==== THE DATA

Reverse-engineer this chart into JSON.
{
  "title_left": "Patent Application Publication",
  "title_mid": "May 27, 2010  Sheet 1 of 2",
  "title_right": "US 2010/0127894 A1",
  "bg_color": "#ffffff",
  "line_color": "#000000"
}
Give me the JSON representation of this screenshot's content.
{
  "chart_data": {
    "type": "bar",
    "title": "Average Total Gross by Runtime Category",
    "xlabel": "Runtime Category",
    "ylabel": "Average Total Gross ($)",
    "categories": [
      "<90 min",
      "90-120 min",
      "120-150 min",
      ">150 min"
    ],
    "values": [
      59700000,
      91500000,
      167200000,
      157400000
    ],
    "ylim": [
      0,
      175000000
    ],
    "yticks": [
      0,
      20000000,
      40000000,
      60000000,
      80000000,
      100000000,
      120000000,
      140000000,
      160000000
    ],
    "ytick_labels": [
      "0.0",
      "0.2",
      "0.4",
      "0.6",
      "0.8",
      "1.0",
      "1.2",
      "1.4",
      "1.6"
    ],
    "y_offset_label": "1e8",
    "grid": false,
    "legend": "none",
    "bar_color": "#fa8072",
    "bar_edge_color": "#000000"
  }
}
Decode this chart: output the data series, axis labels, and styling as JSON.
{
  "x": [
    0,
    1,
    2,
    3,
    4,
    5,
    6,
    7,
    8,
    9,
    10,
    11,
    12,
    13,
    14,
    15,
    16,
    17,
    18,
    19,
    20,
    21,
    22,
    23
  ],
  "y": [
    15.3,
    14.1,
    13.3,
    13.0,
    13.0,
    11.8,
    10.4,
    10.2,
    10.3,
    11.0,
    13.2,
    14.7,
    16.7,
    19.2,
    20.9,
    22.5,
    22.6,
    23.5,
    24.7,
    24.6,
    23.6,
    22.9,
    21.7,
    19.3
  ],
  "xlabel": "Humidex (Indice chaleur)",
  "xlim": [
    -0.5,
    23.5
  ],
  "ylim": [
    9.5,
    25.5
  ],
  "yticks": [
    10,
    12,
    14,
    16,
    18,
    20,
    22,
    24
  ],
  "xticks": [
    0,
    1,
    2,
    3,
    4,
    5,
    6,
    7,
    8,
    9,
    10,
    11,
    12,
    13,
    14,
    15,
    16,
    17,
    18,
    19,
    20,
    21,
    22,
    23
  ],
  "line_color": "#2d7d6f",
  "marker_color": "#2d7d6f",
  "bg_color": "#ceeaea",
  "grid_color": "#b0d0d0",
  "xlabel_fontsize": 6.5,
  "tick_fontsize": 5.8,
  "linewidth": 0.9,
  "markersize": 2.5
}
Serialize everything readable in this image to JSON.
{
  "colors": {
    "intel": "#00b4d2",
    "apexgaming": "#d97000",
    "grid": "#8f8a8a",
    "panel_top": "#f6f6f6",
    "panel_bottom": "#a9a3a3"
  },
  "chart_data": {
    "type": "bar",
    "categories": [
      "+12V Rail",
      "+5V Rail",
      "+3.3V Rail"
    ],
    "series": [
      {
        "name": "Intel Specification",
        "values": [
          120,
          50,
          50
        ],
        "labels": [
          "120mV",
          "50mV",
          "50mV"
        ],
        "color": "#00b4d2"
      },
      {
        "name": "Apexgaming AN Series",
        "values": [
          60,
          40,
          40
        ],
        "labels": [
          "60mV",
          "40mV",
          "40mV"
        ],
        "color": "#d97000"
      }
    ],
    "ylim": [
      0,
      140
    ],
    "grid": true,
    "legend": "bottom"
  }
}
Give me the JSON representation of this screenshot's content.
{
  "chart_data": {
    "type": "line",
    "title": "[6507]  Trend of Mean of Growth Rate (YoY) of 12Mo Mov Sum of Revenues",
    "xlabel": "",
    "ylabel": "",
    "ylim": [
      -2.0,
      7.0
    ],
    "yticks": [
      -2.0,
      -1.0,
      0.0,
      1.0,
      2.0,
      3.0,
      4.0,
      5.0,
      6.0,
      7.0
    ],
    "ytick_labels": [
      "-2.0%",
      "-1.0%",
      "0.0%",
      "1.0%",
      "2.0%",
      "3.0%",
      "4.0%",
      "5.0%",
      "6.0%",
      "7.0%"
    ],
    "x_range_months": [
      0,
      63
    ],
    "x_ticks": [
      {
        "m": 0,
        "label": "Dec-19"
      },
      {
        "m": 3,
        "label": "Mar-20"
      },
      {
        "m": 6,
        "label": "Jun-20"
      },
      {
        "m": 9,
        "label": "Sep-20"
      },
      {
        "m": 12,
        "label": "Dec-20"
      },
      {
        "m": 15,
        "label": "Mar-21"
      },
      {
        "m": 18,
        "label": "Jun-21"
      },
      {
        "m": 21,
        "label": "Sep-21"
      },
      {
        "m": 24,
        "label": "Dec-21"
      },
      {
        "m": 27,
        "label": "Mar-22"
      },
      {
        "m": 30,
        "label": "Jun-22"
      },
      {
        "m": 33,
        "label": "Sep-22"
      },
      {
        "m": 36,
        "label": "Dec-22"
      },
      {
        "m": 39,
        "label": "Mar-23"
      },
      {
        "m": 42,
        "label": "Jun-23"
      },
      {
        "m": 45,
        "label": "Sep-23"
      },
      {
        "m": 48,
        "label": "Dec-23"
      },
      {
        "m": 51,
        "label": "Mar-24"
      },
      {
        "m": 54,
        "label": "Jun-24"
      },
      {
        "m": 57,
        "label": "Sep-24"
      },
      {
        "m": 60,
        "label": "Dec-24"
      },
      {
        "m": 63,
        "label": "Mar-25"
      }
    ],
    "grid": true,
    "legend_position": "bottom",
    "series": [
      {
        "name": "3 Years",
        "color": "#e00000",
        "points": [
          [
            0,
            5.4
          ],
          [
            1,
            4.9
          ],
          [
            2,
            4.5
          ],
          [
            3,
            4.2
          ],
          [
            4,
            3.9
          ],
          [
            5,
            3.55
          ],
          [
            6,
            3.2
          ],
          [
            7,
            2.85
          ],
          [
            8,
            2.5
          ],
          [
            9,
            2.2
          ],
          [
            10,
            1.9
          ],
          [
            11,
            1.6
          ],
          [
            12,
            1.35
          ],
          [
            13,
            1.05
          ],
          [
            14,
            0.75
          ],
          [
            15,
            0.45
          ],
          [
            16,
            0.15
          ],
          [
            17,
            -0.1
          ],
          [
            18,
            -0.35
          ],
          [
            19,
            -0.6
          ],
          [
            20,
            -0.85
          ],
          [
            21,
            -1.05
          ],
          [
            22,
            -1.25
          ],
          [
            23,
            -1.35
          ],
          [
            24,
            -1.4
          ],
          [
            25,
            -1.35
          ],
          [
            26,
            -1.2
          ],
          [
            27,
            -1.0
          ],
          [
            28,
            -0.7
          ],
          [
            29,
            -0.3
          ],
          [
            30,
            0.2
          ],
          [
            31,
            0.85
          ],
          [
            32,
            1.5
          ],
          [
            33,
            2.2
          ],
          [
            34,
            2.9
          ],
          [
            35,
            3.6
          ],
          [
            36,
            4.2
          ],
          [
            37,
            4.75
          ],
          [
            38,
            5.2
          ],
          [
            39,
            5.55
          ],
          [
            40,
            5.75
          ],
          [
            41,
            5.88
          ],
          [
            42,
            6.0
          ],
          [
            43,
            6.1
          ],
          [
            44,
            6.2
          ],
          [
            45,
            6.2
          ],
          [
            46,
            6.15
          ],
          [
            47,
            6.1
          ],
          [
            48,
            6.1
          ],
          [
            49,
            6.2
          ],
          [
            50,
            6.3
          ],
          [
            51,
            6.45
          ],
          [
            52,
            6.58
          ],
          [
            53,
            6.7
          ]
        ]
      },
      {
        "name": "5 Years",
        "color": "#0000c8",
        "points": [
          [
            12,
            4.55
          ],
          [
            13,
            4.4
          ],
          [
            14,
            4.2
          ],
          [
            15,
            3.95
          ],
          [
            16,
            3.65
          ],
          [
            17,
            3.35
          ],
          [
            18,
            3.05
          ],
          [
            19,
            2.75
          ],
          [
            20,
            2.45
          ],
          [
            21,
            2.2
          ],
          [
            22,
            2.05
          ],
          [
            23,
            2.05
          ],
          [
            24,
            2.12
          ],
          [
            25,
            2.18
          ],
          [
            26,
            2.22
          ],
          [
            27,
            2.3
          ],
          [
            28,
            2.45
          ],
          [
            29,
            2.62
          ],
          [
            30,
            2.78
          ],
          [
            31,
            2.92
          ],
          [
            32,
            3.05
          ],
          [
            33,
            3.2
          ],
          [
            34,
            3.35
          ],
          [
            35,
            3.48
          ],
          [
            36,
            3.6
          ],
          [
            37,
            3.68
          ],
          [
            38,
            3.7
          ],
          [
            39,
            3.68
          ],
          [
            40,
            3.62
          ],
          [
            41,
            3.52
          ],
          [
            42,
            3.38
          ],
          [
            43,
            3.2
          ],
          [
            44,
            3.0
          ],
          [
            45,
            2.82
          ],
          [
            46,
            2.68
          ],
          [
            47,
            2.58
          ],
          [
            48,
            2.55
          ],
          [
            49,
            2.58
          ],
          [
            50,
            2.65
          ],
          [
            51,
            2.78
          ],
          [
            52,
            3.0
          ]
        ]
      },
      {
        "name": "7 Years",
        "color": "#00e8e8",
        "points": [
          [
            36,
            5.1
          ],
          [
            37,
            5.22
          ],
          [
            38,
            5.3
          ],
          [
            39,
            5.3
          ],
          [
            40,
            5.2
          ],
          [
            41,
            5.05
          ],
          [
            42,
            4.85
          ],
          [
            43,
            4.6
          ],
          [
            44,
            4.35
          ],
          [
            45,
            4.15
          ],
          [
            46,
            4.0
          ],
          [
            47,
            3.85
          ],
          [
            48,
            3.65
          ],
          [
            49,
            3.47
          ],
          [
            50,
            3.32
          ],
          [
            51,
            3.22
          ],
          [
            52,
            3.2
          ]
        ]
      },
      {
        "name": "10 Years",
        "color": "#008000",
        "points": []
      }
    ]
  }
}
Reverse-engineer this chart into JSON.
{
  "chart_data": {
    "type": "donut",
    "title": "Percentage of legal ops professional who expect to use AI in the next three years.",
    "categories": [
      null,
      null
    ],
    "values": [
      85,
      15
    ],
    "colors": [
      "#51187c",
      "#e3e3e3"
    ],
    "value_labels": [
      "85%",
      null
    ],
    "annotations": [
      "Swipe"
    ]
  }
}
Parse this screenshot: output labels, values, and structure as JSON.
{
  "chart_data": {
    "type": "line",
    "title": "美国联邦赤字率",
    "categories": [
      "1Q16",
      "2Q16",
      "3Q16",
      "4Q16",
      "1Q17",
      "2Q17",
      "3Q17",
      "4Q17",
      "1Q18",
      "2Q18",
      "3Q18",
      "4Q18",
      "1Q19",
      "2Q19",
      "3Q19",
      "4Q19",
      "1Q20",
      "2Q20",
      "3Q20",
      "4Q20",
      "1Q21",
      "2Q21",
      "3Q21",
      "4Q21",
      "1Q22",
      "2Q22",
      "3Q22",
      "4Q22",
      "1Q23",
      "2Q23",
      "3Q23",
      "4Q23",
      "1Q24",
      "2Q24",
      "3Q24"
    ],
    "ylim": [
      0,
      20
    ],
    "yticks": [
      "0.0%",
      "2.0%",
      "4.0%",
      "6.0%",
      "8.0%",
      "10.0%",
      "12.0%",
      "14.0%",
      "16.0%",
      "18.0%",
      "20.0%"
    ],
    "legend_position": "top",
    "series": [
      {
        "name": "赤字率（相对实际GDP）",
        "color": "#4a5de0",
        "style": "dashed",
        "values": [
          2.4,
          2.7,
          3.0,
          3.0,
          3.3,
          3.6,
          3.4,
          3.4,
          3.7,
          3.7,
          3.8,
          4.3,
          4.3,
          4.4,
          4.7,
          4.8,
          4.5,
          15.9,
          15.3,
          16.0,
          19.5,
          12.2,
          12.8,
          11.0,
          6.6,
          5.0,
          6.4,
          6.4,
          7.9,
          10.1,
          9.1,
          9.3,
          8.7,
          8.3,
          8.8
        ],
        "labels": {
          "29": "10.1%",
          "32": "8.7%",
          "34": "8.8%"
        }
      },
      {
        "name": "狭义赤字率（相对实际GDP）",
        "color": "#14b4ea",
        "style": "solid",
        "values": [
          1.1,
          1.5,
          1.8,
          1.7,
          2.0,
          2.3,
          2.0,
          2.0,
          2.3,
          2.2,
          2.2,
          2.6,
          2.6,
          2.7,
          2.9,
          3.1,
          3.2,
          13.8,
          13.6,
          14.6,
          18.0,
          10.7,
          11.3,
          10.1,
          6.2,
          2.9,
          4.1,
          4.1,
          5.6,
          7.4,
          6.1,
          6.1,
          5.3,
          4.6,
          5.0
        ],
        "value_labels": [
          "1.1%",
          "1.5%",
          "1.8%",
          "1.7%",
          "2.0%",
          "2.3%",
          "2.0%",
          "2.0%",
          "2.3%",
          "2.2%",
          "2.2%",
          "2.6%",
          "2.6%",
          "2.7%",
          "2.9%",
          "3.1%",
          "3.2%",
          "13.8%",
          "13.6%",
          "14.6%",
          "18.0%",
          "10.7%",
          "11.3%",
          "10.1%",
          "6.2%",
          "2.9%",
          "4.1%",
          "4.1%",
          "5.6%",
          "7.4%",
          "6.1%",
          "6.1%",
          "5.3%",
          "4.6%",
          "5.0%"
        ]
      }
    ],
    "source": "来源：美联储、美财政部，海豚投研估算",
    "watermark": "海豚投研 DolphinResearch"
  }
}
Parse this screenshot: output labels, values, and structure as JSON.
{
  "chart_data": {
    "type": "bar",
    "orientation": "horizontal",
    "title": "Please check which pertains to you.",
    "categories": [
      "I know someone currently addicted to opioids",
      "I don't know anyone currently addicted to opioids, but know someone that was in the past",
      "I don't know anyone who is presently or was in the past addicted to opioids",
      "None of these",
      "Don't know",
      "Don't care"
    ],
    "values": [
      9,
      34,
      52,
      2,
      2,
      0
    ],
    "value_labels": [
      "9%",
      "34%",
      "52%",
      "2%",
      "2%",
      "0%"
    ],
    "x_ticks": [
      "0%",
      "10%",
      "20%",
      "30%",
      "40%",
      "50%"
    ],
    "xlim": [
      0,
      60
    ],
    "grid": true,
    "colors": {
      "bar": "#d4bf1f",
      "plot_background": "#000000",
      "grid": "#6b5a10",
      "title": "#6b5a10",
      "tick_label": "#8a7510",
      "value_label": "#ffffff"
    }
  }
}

========

*PROMPT*
Find the word "Runtime" in the data and show each line that holds it.

*TASK OUTPUT*
    "title": "Average Total Gross by Runtime Category",
    "xlabel": "Runtime Category",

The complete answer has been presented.